== DATASET EXCERPTS

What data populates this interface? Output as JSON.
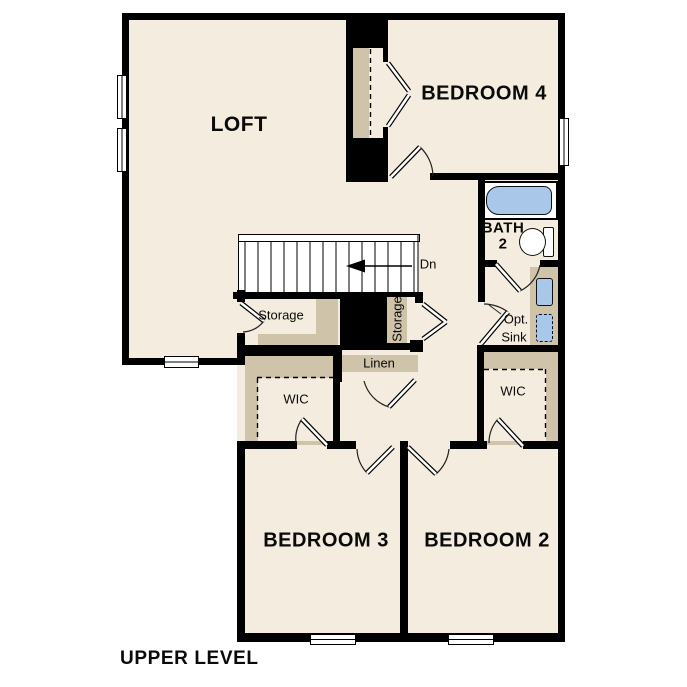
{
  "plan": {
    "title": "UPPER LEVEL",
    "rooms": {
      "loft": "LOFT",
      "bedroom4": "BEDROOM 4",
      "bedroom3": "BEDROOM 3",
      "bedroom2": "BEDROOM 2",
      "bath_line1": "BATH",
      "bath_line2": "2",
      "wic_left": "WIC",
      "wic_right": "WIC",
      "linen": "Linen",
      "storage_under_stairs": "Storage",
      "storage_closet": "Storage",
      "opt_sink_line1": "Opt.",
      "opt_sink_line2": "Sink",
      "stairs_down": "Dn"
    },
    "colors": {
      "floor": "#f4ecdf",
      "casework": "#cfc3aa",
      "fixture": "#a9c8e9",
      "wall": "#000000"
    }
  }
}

====

#### SET TASK:
The word "Storage" may turn up on some lines of these records; say how many, with no other words.

#### OUTPUT FOR THIS EXERCISE:
2